TO DO
Report all lines from the entries below in which "withhold" appears.

SUPPLIED MATERIAL
• • •
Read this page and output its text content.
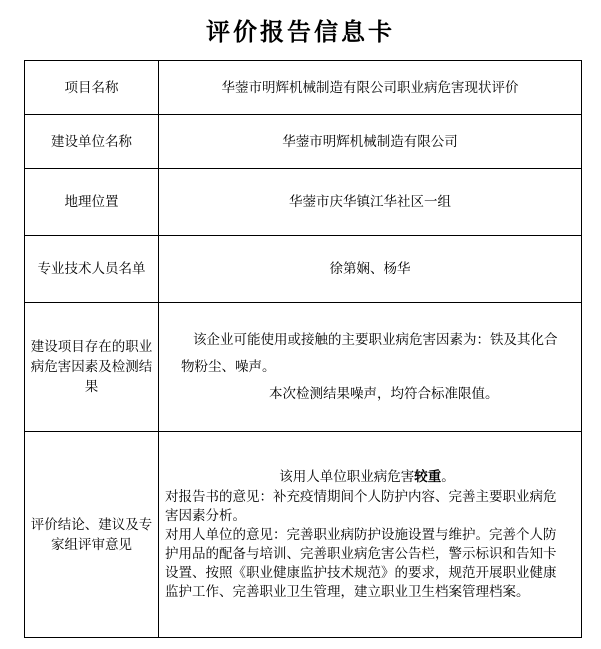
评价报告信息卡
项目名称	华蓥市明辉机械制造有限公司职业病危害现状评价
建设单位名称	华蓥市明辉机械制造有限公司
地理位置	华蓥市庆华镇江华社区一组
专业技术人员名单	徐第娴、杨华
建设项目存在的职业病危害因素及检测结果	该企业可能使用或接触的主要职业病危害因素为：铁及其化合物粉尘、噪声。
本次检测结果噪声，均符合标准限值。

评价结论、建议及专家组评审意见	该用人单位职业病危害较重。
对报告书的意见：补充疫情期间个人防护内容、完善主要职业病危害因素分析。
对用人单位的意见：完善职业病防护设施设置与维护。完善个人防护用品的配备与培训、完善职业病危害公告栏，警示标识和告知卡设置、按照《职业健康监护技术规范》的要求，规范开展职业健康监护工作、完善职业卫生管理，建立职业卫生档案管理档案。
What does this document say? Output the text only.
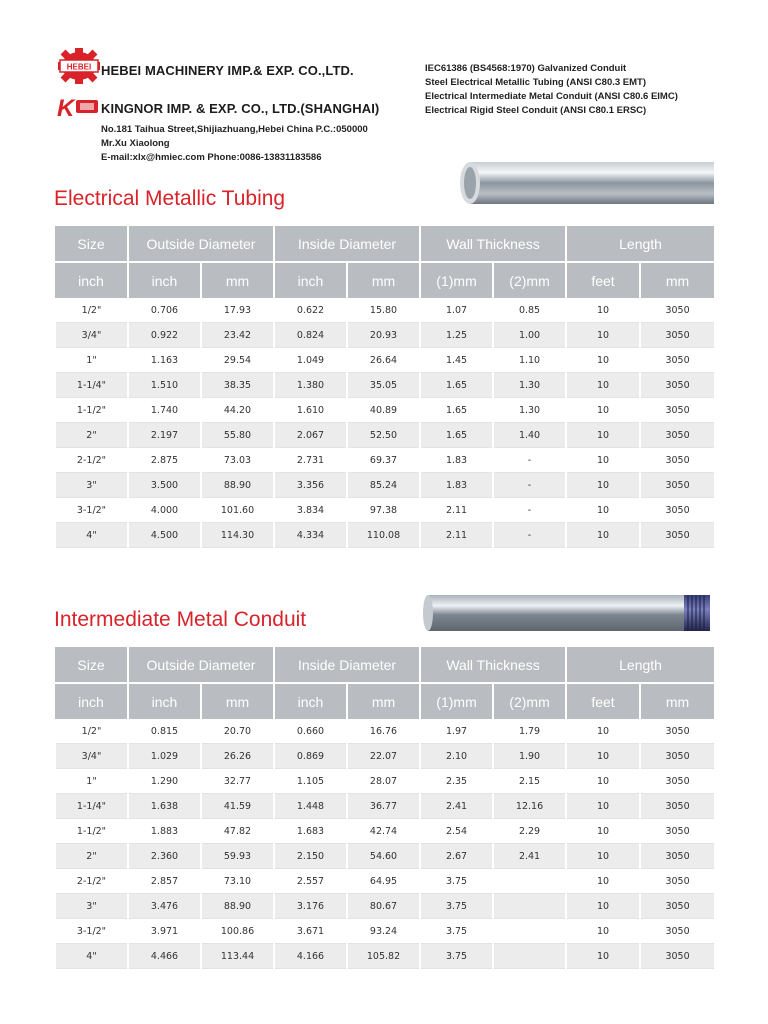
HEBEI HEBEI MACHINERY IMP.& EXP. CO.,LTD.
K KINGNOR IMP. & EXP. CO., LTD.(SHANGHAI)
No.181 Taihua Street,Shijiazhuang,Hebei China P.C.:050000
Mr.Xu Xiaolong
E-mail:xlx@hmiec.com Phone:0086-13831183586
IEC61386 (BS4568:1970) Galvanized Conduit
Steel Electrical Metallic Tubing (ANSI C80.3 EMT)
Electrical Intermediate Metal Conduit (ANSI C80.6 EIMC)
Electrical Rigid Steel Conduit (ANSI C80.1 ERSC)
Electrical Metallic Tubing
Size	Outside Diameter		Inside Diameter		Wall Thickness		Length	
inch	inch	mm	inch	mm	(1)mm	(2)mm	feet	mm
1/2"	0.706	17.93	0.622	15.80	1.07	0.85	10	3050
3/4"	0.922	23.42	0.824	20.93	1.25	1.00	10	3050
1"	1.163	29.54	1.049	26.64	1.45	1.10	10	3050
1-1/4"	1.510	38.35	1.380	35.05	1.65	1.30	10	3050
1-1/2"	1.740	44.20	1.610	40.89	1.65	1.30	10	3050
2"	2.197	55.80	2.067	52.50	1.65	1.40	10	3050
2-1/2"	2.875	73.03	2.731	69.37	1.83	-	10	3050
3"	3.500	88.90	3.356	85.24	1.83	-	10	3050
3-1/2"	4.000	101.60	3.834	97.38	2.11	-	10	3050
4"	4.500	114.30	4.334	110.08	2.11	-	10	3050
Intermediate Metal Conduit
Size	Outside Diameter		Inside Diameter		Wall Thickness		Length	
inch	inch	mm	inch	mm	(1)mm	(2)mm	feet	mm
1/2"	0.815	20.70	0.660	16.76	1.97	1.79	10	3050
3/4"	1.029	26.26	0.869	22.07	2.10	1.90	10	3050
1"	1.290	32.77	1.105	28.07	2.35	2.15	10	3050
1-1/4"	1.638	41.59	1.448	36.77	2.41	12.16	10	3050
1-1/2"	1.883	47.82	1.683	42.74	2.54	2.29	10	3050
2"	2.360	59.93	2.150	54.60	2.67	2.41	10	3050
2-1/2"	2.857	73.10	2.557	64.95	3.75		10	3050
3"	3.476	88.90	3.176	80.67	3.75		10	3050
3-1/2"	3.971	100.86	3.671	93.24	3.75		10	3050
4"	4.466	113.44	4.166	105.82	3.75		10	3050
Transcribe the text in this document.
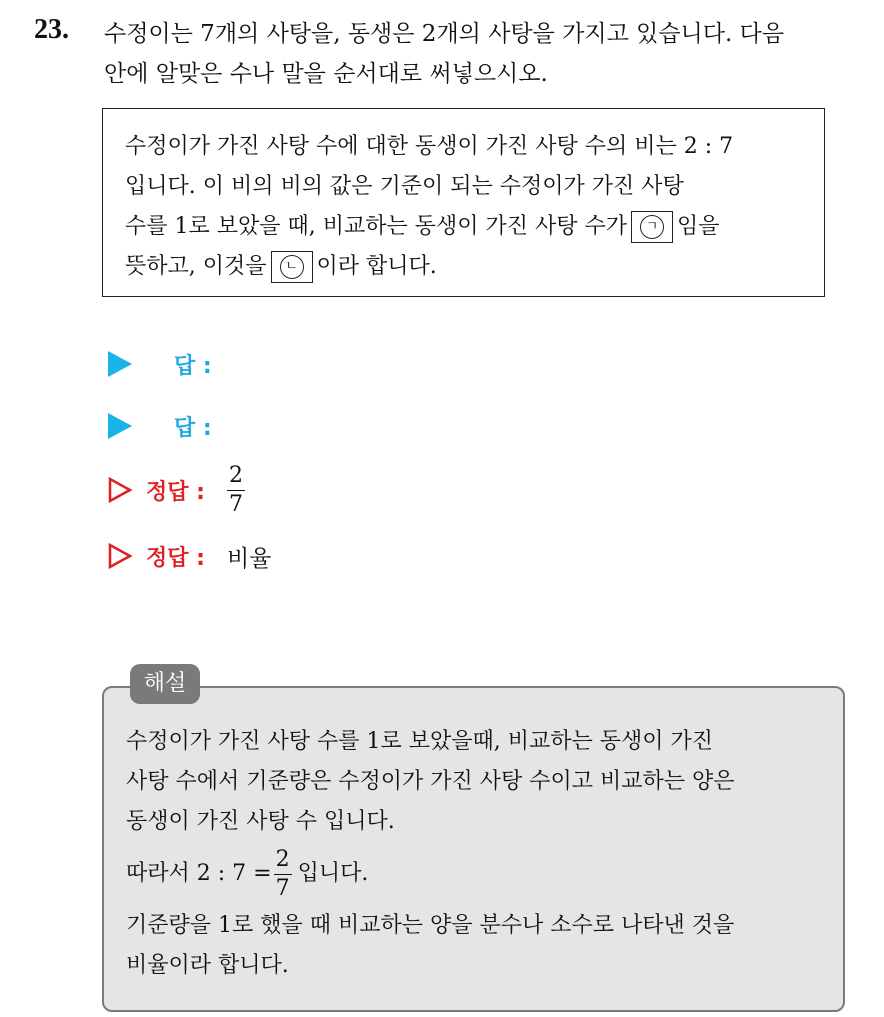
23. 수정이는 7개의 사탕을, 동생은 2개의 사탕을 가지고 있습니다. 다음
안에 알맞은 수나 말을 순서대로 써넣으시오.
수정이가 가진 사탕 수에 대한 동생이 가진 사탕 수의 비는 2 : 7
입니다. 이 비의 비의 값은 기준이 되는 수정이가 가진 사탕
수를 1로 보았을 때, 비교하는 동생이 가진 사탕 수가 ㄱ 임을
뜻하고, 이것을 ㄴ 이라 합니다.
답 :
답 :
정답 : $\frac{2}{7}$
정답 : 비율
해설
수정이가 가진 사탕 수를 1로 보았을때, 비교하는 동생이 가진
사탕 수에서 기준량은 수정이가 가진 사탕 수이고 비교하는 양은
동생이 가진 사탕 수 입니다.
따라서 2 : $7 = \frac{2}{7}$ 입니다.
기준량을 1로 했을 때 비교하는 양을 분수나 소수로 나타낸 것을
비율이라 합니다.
• • •
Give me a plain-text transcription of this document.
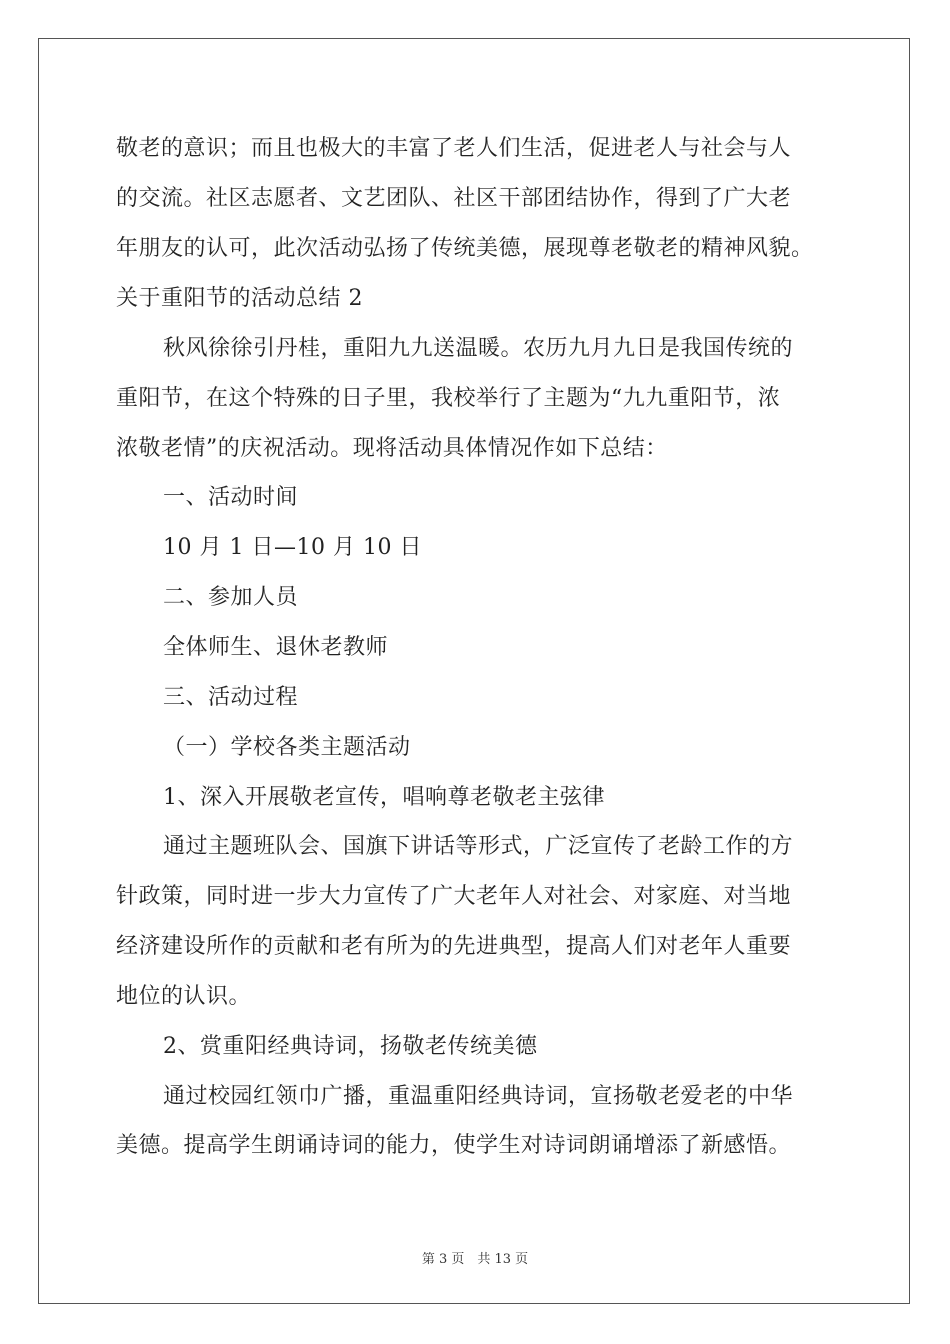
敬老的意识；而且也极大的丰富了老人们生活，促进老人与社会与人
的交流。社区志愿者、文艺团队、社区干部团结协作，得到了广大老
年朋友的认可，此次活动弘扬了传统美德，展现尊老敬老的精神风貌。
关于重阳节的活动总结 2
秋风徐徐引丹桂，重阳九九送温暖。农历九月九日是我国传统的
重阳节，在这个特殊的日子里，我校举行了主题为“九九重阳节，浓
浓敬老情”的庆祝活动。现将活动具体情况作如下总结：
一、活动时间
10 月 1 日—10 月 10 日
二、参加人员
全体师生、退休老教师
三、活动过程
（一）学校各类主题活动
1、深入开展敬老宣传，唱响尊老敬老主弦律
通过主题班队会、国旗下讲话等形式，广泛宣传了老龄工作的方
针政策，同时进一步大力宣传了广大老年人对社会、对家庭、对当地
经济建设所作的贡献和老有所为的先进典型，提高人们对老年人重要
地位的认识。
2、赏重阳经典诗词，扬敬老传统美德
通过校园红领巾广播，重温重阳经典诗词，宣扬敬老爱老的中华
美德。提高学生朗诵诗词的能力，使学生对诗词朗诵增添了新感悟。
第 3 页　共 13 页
• • •
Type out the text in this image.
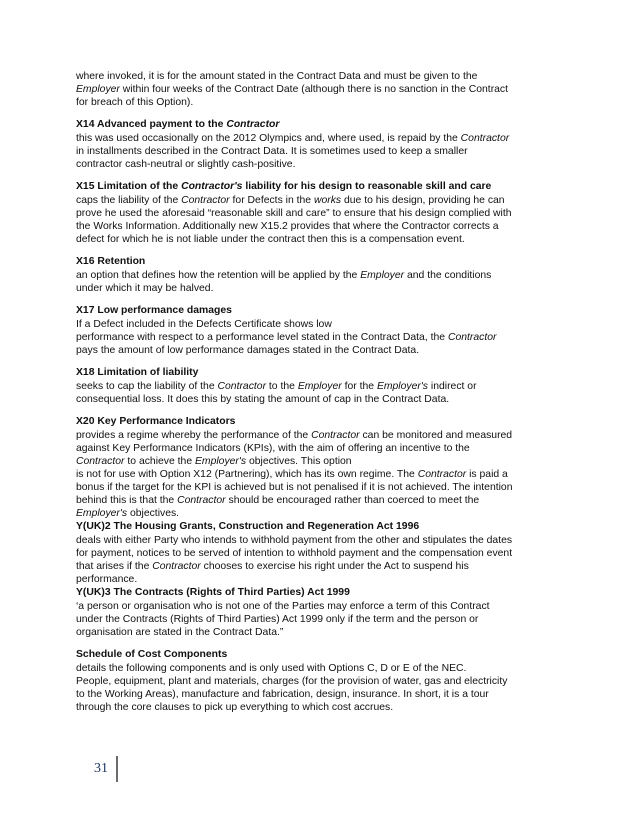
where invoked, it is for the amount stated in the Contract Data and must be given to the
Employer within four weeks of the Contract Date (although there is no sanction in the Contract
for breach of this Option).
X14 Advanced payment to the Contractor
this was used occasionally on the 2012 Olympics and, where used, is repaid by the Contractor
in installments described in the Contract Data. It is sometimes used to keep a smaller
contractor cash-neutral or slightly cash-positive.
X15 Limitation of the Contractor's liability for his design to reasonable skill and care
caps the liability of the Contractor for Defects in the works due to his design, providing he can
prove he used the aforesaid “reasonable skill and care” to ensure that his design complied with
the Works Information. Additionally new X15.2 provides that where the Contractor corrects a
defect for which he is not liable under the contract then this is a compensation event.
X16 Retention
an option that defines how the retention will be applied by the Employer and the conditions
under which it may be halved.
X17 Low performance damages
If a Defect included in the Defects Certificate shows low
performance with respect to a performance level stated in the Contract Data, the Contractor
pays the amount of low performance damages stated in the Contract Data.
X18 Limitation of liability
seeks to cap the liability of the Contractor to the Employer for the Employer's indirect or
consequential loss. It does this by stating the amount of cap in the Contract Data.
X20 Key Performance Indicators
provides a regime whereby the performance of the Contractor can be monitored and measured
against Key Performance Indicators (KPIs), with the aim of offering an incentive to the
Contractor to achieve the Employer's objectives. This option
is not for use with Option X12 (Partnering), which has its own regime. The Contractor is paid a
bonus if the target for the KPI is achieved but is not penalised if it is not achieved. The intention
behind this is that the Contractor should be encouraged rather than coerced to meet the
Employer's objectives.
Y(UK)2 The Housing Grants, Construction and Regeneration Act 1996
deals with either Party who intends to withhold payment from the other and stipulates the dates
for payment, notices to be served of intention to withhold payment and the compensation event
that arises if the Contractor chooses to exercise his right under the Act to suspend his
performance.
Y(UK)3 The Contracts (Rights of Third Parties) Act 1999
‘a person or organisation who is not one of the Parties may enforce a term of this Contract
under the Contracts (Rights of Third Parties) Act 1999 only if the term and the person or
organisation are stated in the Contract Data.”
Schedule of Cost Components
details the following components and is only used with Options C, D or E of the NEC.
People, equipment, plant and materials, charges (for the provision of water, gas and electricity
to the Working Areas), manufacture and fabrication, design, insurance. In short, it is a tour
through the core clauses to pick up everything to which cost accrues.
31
• • •
COMPLETE ANSWER
deals with either Party who intends to withhold payment from the other and stipulates the dates
for payment, notices to be served of intention to withhold payment and the compensation event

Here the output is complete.